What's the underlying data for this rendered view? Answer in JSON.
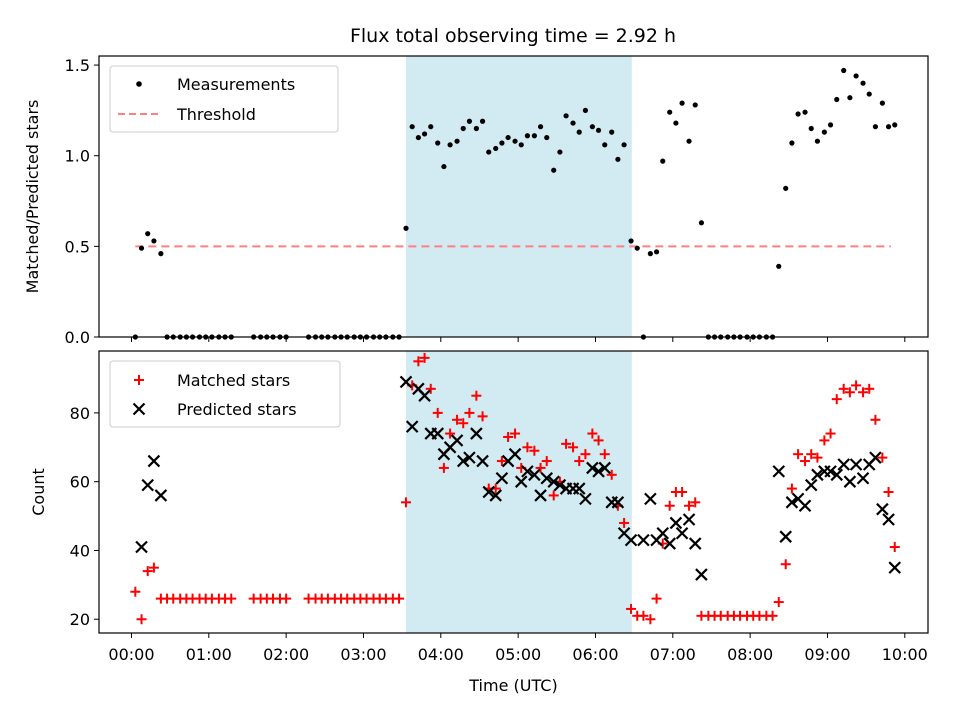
{
  "title": "Flux total observing time = 2.92 h",
  "colors": {
    "measurement": "#000000",
    "threshold": "#ff7f7f",
    "matched": "#ff0000",
    "predicted": "#000000",
    "span": "#add8e6"
  },
  "chart_data": [
    {
      "type": "scatter",
      "ylabel": "Matched/Predicted stars",
      "ylim": [
        0,
        1.55
      ],
      "yticks": [
        0,
        0.5,
        1.0,
        1.5
      ],
      "ytick_labels": [
        "0.0",
        "0.5",
        "1.0",
        "1.5"
      ],
      "legend": {
        "placement": "top-left",
        "entries": [
          "Measurements",
          "Threshold"
        ]
      },
      "threshold": {
        "value": 0.5,
        "x_start": 0.05,
        "x_end": 9.82
      },
      "measurements": [
        [
          0.05,
          0
        ],
        [
          0.13,
          0.49
        ],
        [
          0.21,
          0.57
        ],
        [
          0.29,
          0.53
        ],
        [
          0.38,
          0.46
        ],
        [
          0.46,
          0
        ],
        [
          0.54,
          0
        ],
        [
          0.63,
          0
        ],
        [
          0.71,
          0
        ],
        [
          0.79,
          0
        ],
        [
          0.88,
          0
        ],
        [
          0.96,
          0
        ],
        [
          1.04,
          0
        ],
        [
          1.13,
          0
        ],
        [
          1.21,
          0
        ],
        [
          1.29,
          0
        ],
        [
          1.58,
          0
        ],
        [
          1.67,
          0
        ],
        [
          1.75,
          0
        ],
        [
          1.83,
          0
        ],
        [
          1.92,
          0
        ],
        [
          2.0,
          0
        ],
        [
          2.29,
          0
        ],
        [
          2.38,
          0
        ],
        [
          2.46,
          0
        ],
        [
          2.54,
          0
        ],
        [
          2.63,
          0
        ],
        [
          2.71,
          0
        ],
        [
          2.79,
          0
        ],
        [
          2.88,
          0
        ],
        [
          2.96,
          0
        ],
        [
          3.04,
          0
        ],
        [
          3.13,
          0
        ],
        [
          3.21,
          0
        ],
        [
          3.29,
          0
        ],
        [
          3.38,
          0
        ],
        [
          3.46,
          0
        ],
        [
          3.55,
          0.6
        ],
        [
          3.63,
          1.16
        ],
        [
          3.71,
          1.1
        ],
        [
          3.79,
          1.12
        ],
        [
          3.87,
          1.16
        ],
        [
          3.96,
          1.07
        ],
        [
          4.04,
          0.94
        ],
        [
          4.12,
          1.06
        ],
        [
          4.21,
          1.08
        ],
        [
          4.29,
          1.15
        ],
        [
          4.37,
          1.19
        ],
        [
          4.46,
          1.15
        ],
        [
          4.54,
          1.19
        ],
        [
          4.62,
          1.02
        ],
        [
          4.71,
          1.04
        ],
        [
          4.79,
          1.07
        ],
        [
          4.87,
          1.1
        ],
        [
          4.96,
          1.08
        ],
        [
          5.04,
          1.06
        ],
        [
          5.12,
          1.11
        ],
        [
          5.21,
          1.11
        ],
        [
          5.29,
          1.16
        ],
        [
          5.37,
          1.1
        ],
        [
          5.46,
          0.92
        ],
        [
          5.54,
          1.02
        ],
        [
          5.62,
          1.22
        ],
        [
          5.71,
          1.18
        ],
        [
          5.79,
          1.13
        ],
        [
          5.87,
          1.25
        ],
        [
          5.96,
          1.16
        ],
        [
          6.04,
          1.14
        ],
        [
          6.12,
          1.06
        ],
        [
          6.21,
          1.13
        ],
        [
          6.29,
          0.98
        ],
        [
          6.37,
          1.06
        ],
        [
          6.46,
          0.53
        ],
        [
          6.54,
          0.49
        ],
        [
          6.62,
          0
        ],
        [
          6.71,
          0.46
        ],
        [
          6.79,
          0.47
        ],
        [
          6.87,
          0.97
        ],
        [
          6.96,
          1.24
        ],
        [
          7.04,
          1.18
        ],
        [
          7.12,
          1.29
        ],
        [
          7.21,
          1.08
        ],
        [
          7.29,
          1.28
        ],
        [
          7.37,
          0.63
        ],
        [
          7.46,
          0
        ],
        [
          7.54,
          0
        ],
        [
          7.62,
          0
        ],
        [
          7.71,
          0
        ],
        [
          7.79,
          0
        ],
        [
          7.87,
          0
        ],
        [
          7.96,
          0
        ],
        [
          8.04,
          0
        ],
        [
          8.12,
          0
        ],
        [
          8.21,
          0
        ],
        [
          8.29,
          0
        ],
        [
          8.37,
          0.39
        ],
        [
          8.46,
          0.82
        ],
        [
          8.54,
          1.07
        ],
        [
          8.62,
          1.23
        ],
        [
          8.71,
          1.24
        ],
        [
          8.79,
          1.15
        ],
        [
          8.87,
          1.08
        ],
        [
          8.96,
          1.13
        ],
        [
          9.04,
          1.17
        ],
        [
          9.12,
          1.31
        ],
        [
          9.21,
          1.47
        ],
        [
          9.29,
          1.32
        ],
        [
          9.37,
          1.44
        ],
        [
          9.46,
          1.4
        ],
        [
          9.54,
          1.34
        ],
        [
          9.62,
          1.16
        ],
        [
          9.71,
          1.29
        ],
        [
          9.79,
          1.16
        ],
        [
          9.87,
          1.17
        ]
      ]
    },
    {
      "type": "scatter",
      "xlabel": "Time (UTC)",
      "ylabel": "Count",
      "xlim": [
        -0.42,
        10.3
      ],
      "ylim": [
        16,
        98
      ],
      "xticks": [
        0,
        1,
        2,
        3,
        4,
        5,
        6,
        7,
        8,
        9,
        10
      ],
      "xtick_labels": [
        "00:00",
        "01:00",
        "02:00",
        "03:00",
        "04:00",
        "05:00",
        "06:00",
        "07:00",
        "08:00",
        "09:00",
        "10:00"
      ],
      "yticks": [
        20,
        40,
        60,
        80
      ],
      "ytick_labels": [
        "20",
        "40",
        "60",
        "80"
      ],
      "legend": {
        "placement": "top-left",
        "entries": [
          "Matched stars",
          "Predicted stars"
        ]
      },
      "matched": [
        [
          0.05,
          28
        ],
        [
          0.13,
          20
        ],
        [
          0.21,
          34
        ],
        [
          0.29,
          35
        ],
        [
          0.38,
          26
        ],
        [
          0.46,
          26
        ],
        [
          0.54,
          26
        ],
        [
          0.63,
          26
        ],
        [
          0.71,
          26
        ],
        [
          0.79,
          26
        ],
        [
          0.88,
          26
        ],
        [
          0.96,
          26
        ],
        [
          1.04,
          26
        ],
        [
          1.13,
          26
        ],
        [
          1.21,
          26
        ],
        [
          1.29,
          26
        ],
        [
          1.58,
          26
        ],
        [
          1.67,
          26
        ],
        [
          1.75,
          26
        ],
        [
          1.83,
          26
        ],
        [
          1.92,
          26
        ],
        [
          2.0,
          26
        ],
        [
          2.29,
          26
        ],
        [
          2.38,
          26
        ],
        [
          2.46,
          26
        ],
        [
          2.54,
          26
        ],
        [
          2.63,
          26
        ],
        [
          2.71,
          26
        ],
        [
          2.79,
          26
        ],
        [
          2.88,
          26
        ],
        [
          2.96,
          26
        ],
        [
          3.04,
          26
        ],
        [
          3.13,
          26
        ],
        [
          3.21,
          26
        ],
        [
          3.29,
          26
        ],
        [
          3.38,
          26
        ],
        [
          3.46,
          26
        ],
        [
          3.55,
          54
        ],
        [
          3.63,
          88
        ],
        [
          3.71,
          95
        ],
        [
          3.79,
          96
        ],
        [
          3.87,
          87
        ],
        [
          3.96,
          80
        ],
        [
          4.04,
          64
        ],
        [
          4.12,
          74
        ],
        [
          4.21,
          78
        ],
        [
          4.29,
          77
        ],
        [
          4.37,
          80
        ],
        [
          4.46,
          85
        ],
        [
          4.54,
          79
        ],
        [
          4.62,
          58
        ],
        [
          4.71,
          58
        ],
        [
          4.79,
          66
        ],
        [
          4.87,
          73
        ],
        [
          4.96,
          74
        ],
        [
          5.04,
          64
        ],
        [
          5.12,
          70
        ],
        [
          5.21,
          69
        ],
        [
          5.29,
          64
        ],
        [
          5.37,
          66
        ],
        [
          5.46,
          56
        ],
        [
          5.54,
          60
        ],
        [
          5.62,
          71
        ],
        [
          5.71,
          70
        ],
        [
          5.79,
          66
        ],
        [
          5.87,
          68
        ],
        [
          5.96,
          74
        ],
        [
          6.04,
          72
        ],
        [
          6.12,
          68
        ],
        [
          6.21,
          62
        ],
        [
          6.29,
          53
        ],
        [
          6.37,
          48
        ],
        [
          6.46,
          23
        ],
        [
          6.54,
          21
        ],
        [
          6.62,
          21
        ],
        [
          6.71,
          20
        ],
        [
          6.79,
          26
        ],
        [
          6.87,
          42
        ],
        [
          6.96,
          53
        ],
        [
          7.04,
          57
        ],
        [
          7.12,
          57
        ],
        [
          7.21,
          53
        ],
        [
          7.29,
          54
        ],
        [
          7.37,
          21
        ],
        [
          7.46,
          21
        ],
        [
          7.54,
          21
        ],
        [
          7.62,
          21
        ],
        [
          7.71,
          21
        ],
        [
          7.79,
          21
        ],
        [
          7.87,
          21
        ],
        [
          7.96,
          21
        ],
        [
          8.04,
          21
        ],
        [
          8.12,
          21
        ],
        [
          8.21,
          21
        ],
        [
          8.29,
          21
        ],
        [
          8.37,
          25
        ],
        [
          8.46,
          36
        ],
        [
          8.54,
          58
        ],
        [
          8.62,
          68
        ],
        [
          8.71,
          66
        ],
        [
          8.79,
          68
        ],
        [
          8.87,
          67
        ],
        [
          8.96,
          72
        ],
        [
          9.04,
          74
        ],
        [
          9.12,
          84
        ],
        [
          9.21,
          87
        ],
        [
          9.29,
          86
        ],
        [
          9.37,
          88
        ],
        [
          9.46,
          86
        ],
        [
          9.54,
          87
        ],
        [
          9.62,
          78
        ],
        [
          9.71,
          67
        ],
        [
          9.79,
          57
        ],
        [
          9.87,
          41
        ]
      ],
      "predicted": [
        [
          0.13,
          41
        ],
        [
          0.21,
          59
        ],
        [
          0.29,
          66
        ],
        [
          0.38,
          56
        ],
        [
          3.55,
          89
        ],
        [
          3.63,
          76
        ],
        [
          3.71,
          87
        ],
        [
          3.79,
          85
        ],
        [
          3.87,
          74
        ],
        [
          3.96,
          74
        ],
        [
          4.04,
          68
        ],
        [
          4.12,
          70
        ],
        [
          4.21,
          72
        ],
        [
          4.29,
          66
        ],
        [
          4.37,
          67
        ],
        [
          4.46,
          74
        ],
        [
          4.54,
          66
        ],
        [
          4.62,
          57
        ],
        [
          4.71,
          56
        ],
        [
          4.79,
          61
        ],
        [
          4.87,
          66
        ],
        [
          4.96,
          68
        ],
        [
          5.04,
          60
        ],
        [
          5.12,
          63
        ],
        [
          5.21,
          62
        ],
        [
          5.29,
          56
        ],
        [
          5.37,
          61
        ],
        [
          5.46,
          60
        ],
        [
          5.54,
          59
        ],
        [
          5.62,
          58
        ],
        [
          5.71,
          58
        ],
        [
          5.79,
          58
        ],
        [
          5.87,
          55
        ],
        [
          5.96,
          64
        ],
        [
          6.04,
          63
        ],
        [
          6.12,
          64
        ],
        [
          6.21,
          54
        ],
        [
          6.29,
          54
        ],
        [
          6.37,
          45
        ],
        [
          6.46,
          43
        ],
        [
          6.62,
          43
        ],
        [
          6.71,
          55
        ],
        [
          6.79,
          43
        ],
        [
          6.87,
          45
        ],
        [
          6.96,
          42
        ],
        [
          7.04,
          48
        ],
        [
          7.12,
          45
        ],
        [
          7.21,
          49
        ],
        [
          7.29,
          42
        ],
        [
          7.37,
          33
        ],
        [
          8.37,
          63
        ],
        [
          8.46,
          44
        ],
        [
          8.54,
          54
        ],
        [
          8.62,
          55
        ],
        [
          8.71,
          53
        ],
        [
          8.79,
          59
        ],
        [
          8.87,
          62
        ],
        [
          8.96,
          63
        ],
        [
          9.04,
          63
        ],
        [
          9.12,
          62
        ],
        [
          9.21,
          65
        ],
        [
          9.29,
          60
        ],
        [
          9.37,
          65
        ],
        [
          9.46,
          61
        ],
        [
          9.54,
          65
        ],
        [
          9.62,
          67
        ],
        [
          9.71,
          52
        ],
        [
          9.79,
          49
        ],
        [
          9.87,
          35
        ]
      ]
    }
  ],
  "span": {
    "x_start": 3.55,
    "x_end": 6.47
  }
}
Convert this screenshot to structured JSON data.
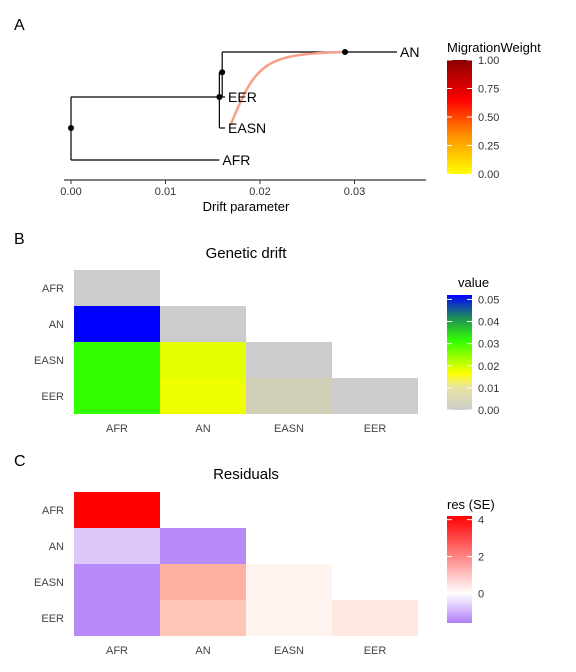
§ §
» **What is asked**: Select all lines with the word "stars" from the entries above.

» **Answer to the problem**:
      "ylabel": "Matched/Predicted stars",
          "Matched stars",
          "Predicted stars"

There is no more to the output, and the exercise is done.